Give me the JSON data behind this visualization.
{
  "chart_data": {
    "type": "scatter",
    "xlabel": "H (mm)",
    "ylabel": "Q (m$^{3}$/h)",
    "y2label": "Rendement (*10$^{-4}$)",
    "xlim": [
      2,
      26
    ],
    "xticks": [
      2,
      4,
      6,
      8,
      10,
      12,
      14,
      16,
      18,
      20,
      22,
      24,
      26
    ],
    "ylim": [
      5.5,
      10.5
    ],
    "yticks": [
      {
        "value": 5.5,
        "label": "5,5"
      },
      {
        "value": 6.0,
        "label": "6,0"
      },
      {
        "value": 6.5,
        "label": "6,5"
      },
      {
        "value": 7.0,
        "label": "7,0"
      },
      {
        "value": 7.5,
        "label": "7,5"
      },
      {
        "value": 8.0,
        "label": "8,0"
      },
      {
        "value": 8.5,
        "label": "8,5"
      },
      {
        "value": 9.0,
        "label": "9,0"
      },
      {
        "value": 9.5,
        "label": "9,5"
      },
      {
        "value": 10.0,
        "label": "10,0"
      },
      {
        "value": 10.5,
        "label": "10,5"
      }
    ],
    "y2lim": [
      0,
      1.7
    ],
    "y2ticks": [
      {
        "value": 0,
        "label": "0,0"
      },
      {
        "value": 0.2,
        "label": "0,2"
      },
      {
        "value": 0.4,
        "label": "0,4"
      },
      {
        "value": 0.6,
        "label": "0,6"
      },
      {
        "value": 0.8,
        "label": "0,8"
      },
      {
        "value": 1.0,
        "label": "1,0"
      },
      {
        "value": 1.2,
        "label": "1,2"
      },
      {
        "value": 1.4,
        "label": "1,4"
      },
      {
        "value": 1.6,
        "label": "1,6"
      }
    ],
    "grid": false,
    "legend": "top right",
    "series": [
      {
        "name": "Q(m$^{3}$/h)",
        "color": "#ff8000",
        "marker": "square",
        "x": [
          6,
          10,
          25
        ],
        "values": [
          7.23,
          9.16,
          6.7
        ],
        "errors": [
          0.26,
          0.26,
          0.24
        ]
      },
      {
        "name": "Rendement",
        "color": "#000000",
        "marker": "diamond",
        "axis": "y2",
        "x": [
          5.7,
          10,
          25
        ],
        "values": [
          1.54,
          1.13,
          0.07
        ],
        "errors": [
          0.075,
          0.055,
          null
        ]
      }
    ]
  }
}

···

_GIVEN INSTRUCTION_
Output the listing above word for word.

_RESULT FOR THIS TASK_
Give me the JSON data behind this visualization.
{
  "chart_data": {
    "type": "scatter",
    "xlabel": "H (mm)",
    "ylabel": "Q (m$^{3}$/h)",
    "y2label": "Rendement (*10$^{-4}$)",
    "xlim": [
      2,
      26
    ],
    "xticks": [
      2,
      4,
      6,
      8,
      10,
      12,
      14,
      16,
      18,
      20,
      22,
      24,
      26
    ],
    "ylim": [
      5.5,
      10.5
    ],
    "yticks": [
      {
        "value": 5.5,
        "label": "5,5"
      },
      {
        "value": 6.0,
        "label": "6,0"
      },
      {
        "value": 6.5,
        "label": "6,5"
      },
      {
        "value": 7.0,
        "label": "7,0"
      },
      {
        "value": 7.5,
        "label": "7,5"
      },
      {
        "value": 8.0,
        "label": "8,0"
      },
      {
        "value": 8.5,
        "label": "8,5"
      },
      {
        "value": 9.0,
        "label": "9,0"
      },
      {
        "value": 9.5,
        "label": "9,5"
      },
      {
        "value": 10.0,
        "label": "10,0"
      },
      {
        "value": 10.5,
        "label": "10,5"
      }
    ],
    "y2lim": [
      0,
      1.7
    ],
    "y2ticks": [
      {
        "value": 0,
        "label": "0,0"
      },
      {
        "value": 0.2,
        "label": "0,2"
      },
      {
        "value": 0.4,
        "label": "0,4"
      },
      {
        "value": 0.6,
        "label": "0,6"
      },
      {
        "value": 0.8,
        "label": "0,8"
      },
      {
        "value": 1.0,
        "label": "1,0"
      },
      {
        "value": 1.2,
        "label": "1,2"
      },
      {
        "value": 1.4,
        "label": "1,4"
      },
      {
        "value": 1.6,
        "label": "1,6"
      }
    ],
    "grid": false,
    "legend": "top right",
    "series": [
      {
        "name": "Q(m$^{3}$/h)",
        "color": "#ff8000",
        "marker": "square",
        "x": [
          6,
          10,
          25
        ],
        "values": [
          7.23,
          9.16,
          6.7
        ],
        "errors": [
          0.26,
          0.26,
          0.24
        ]
      },
      {
        "name": "Rendement",
        "color": "#000000",
        "marker": "diamond",
        "axis": "y2",
        "x": [
          5.7,
          10,
          25
        ],
        "values": [
          1.54,
          1.13,
          0.07
        ],
        "errors": [
          0.075,
          0.055,
          null
        ]
      }
    ]
  }
}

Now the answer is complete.